--- FRAGMENTO PROPORCIONADO ---

Se pensó en otros autores cercanos a los círculos ocultistas, entre ellos, un tal Rosny el Viejo, que ya había escrito obras de corte esotérico como La guerra del fuego, textos en los que demostraba conocimientos de raíz científica y filosófica. Pero, pronto se desechó este sujeto porque no terminaba de enlazar su estilo de vida con el del sabio que les traía de cabeza.

Tampoco cuajaron las identidades del Dr. Jaubert y otros aficionados al ocultismo como Castelot, Fauguerons, Dujols… Así que dieron la batalla por perdida, concluyendo que debía tratarse de una persona extraña que llevaba una vida secreta e independiente. Los únicos que le conocían, Canseliet y Champagne, sostenían lacónicamente que se trataba de un aristócrata de mediana edad, con cuya fortuna había estado a las puertas de descubrir la piedra filosofal; y nada más, no querían desvelar la identidad del ya morboso personaje. Ni siquiera por dinero, añadiendo, pues, más leña al fuego.

--- DATOS REGISTRADOS ---

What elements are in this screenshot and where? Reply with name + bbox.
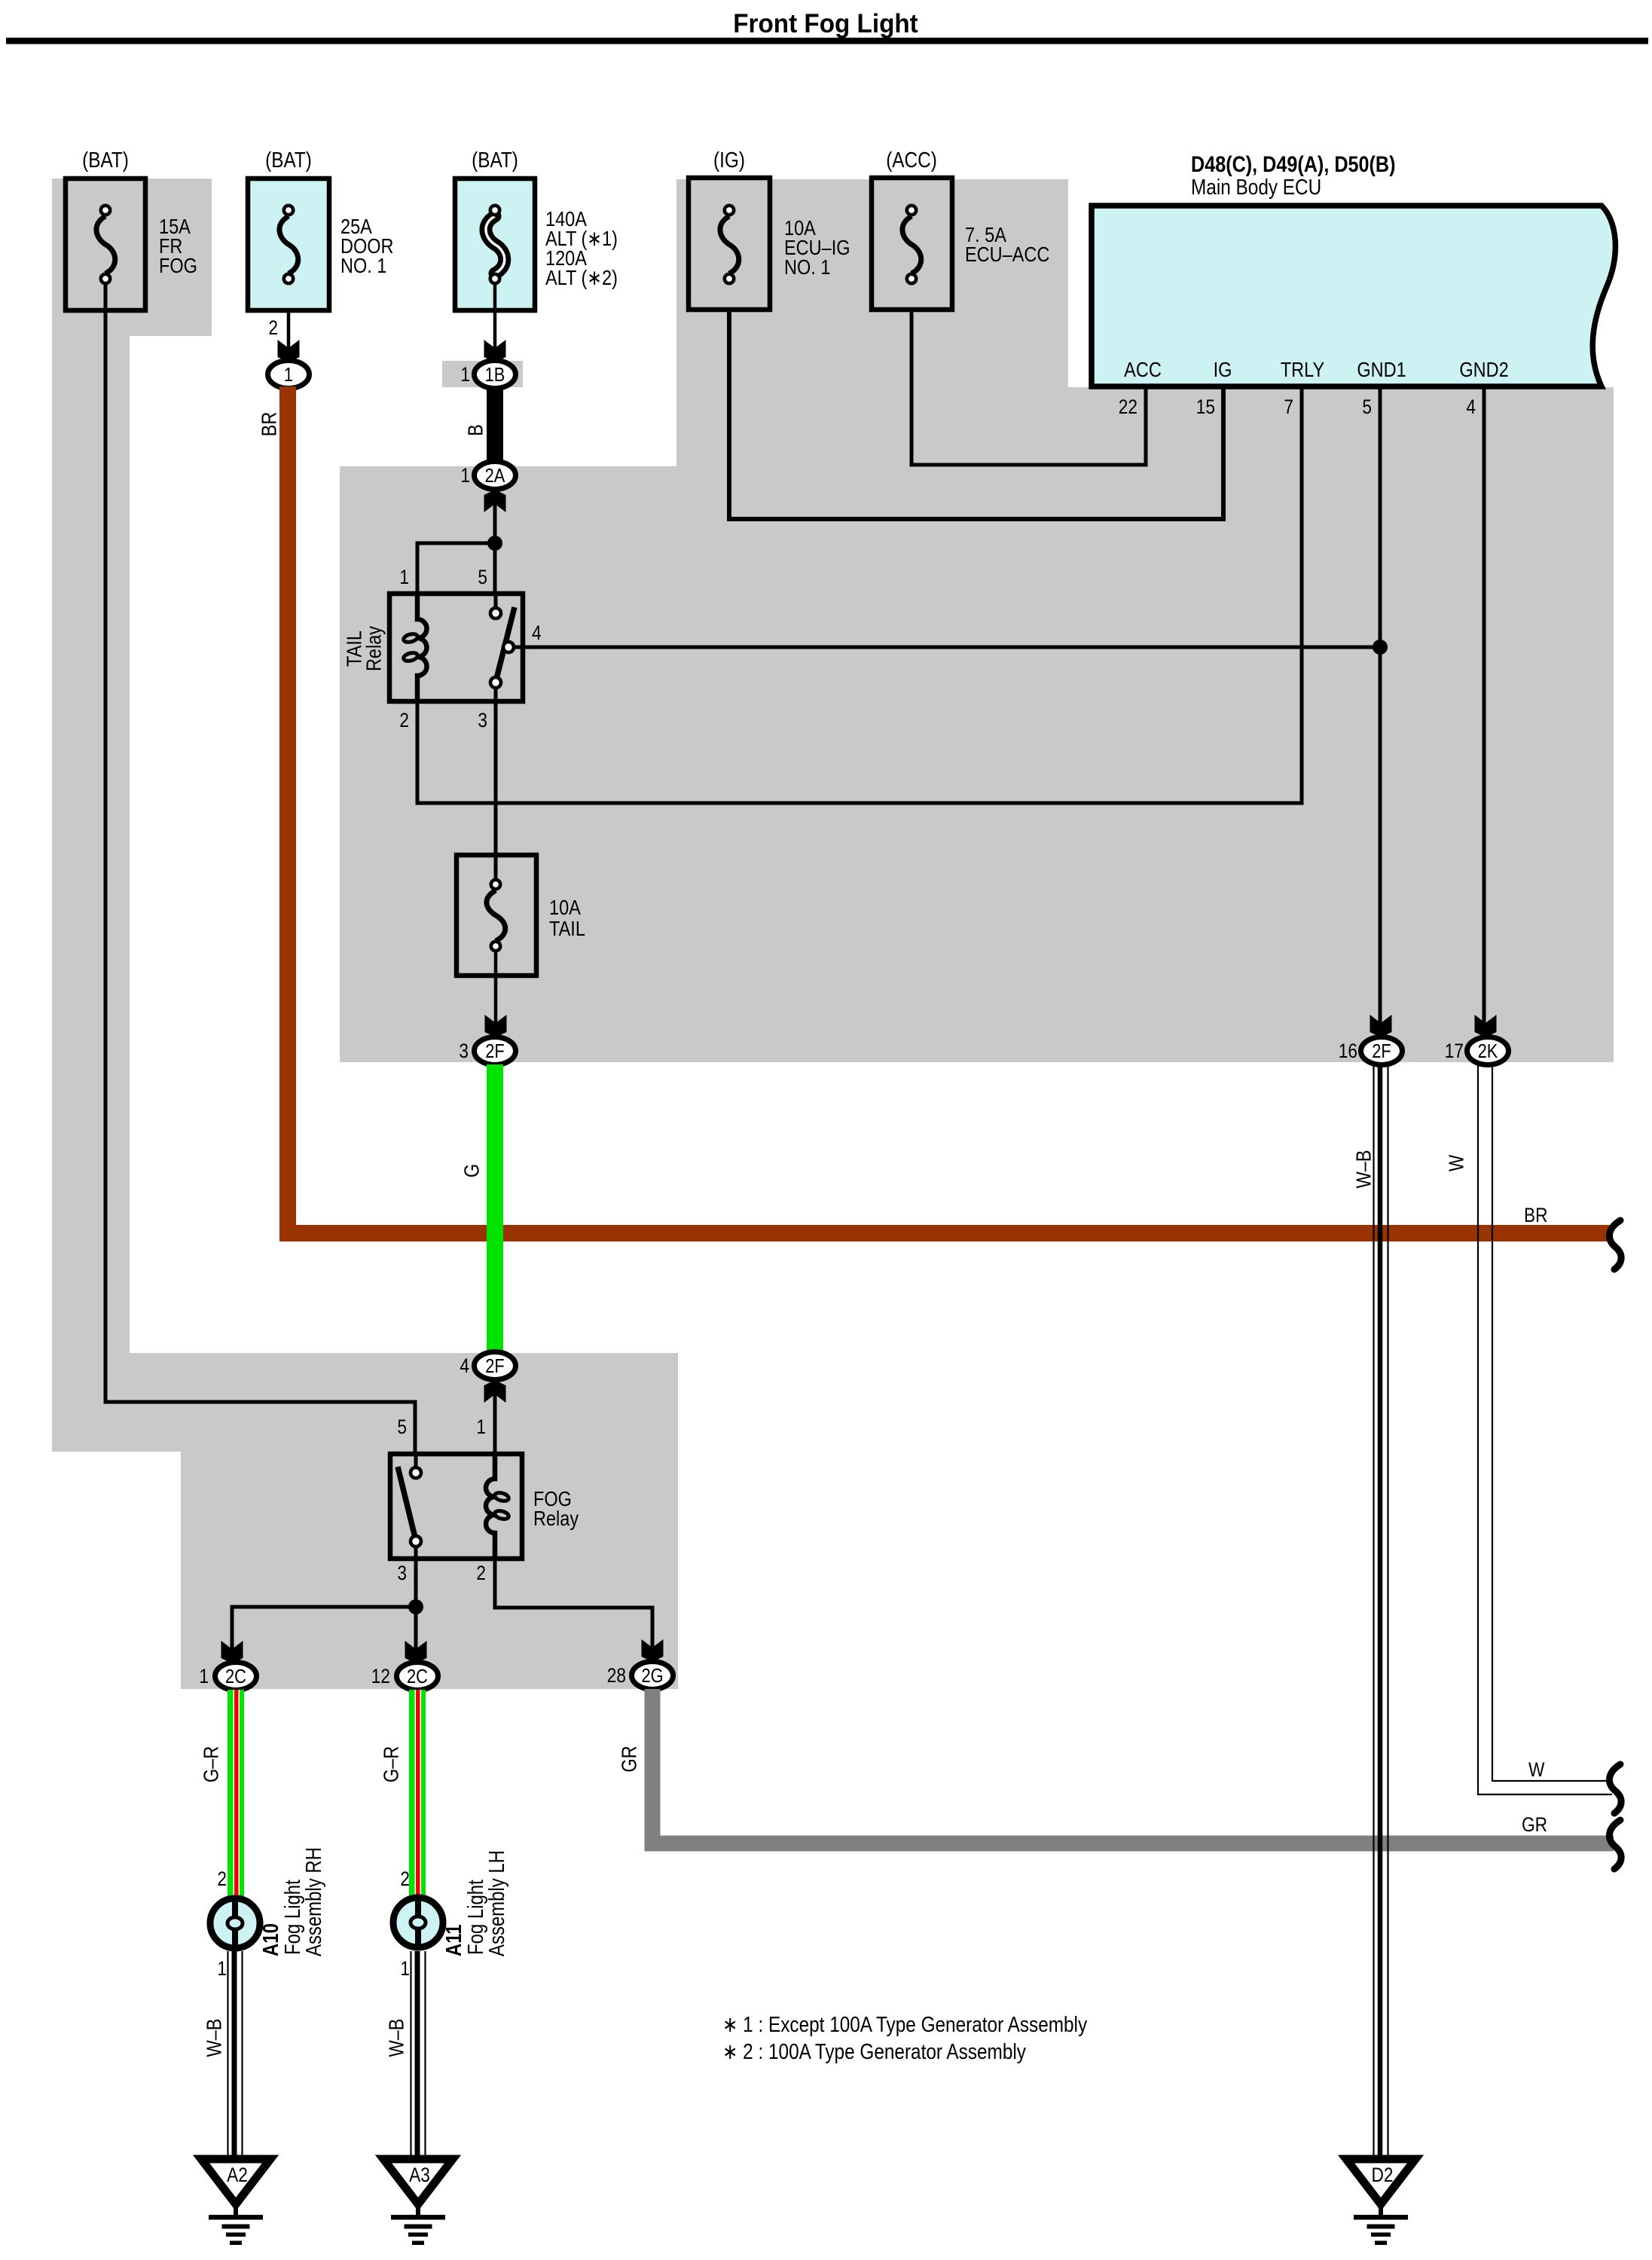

---

INSTRUCCIONES:
**1)** Contesta en pocas palabras, según el fragmento sobre el sabio misterioso:
(a) ¿Qué obra de Rosny el Viejo se menciona?
(b) ¿Quiénes eran los únicos que conocían al sabio?
(c) ¿Cómo describían al sabio esas personas?
**2)** Sigue escribiendo el fragmento sobre el sabio misterioso a partir de su última oración.

RESULTADOS DEL EJERCICIO:
**1)**
(a) La guerra del fuego.
(b) Canseliet y Champagne.
(c) Como un aristócrata de mediana edad.

**2)**
Así, pasó el tiempo y, mucho después, en 1963, apareció otro libro titulado El amanecer de los magos, obra de Louis Pauwells, en el que se relataba la conversación mantenida en 1937 entre otro personaje individualista y extraño, el científico Jacques Bergier, y un enigmático sabio que advertía sobre los peligros de la energía nuclear (nada raro, ya lo había anunciado Albert Einstein): “los explosivos atómicos pueden fabricarse con solo unos gramos de metal y, sin embargo, arrasar ciudades enteras”; sorprendentemente, dicho solo ocho años antes de las primeras deflagraciones atómicas en Hiroshima y Nagasaki; aunque hay que tener en cuenta que el libro está escrito y publicado “a toro pasado”.

Lo enigmático vuelve a ser que, en aquellos años anteriores al inicio de la Segunda Guerra Mundial (1939-1945), en los que está datada la misteriosa entrevista con el desconocido interlocutor de Bergier –quien no termina de mencionar el nombre de Fulcanelli, pero más o menos lo da a entender–, las investigaciones nucleares no habían logrado progresar, mientras el citado personaje ya mantenía (repetimos: “a toro pasado”, en 1963) que “los ordenamientos geométricos de metales puros pueden desencadenar fuerzas atómicas sin necesidad de emplear la electricidad o la fuerza del vacío”.

¿Podría tratarse este enigmático alquimista del desconocido Fulcanelli?

Un autor enigmático en el universo mundo de los libros enigmáticos.

(Extractado en parte de Grandes enigmas y misterios de la historia, 2ª ed., Almuzara, 2017, del autor de este artículo)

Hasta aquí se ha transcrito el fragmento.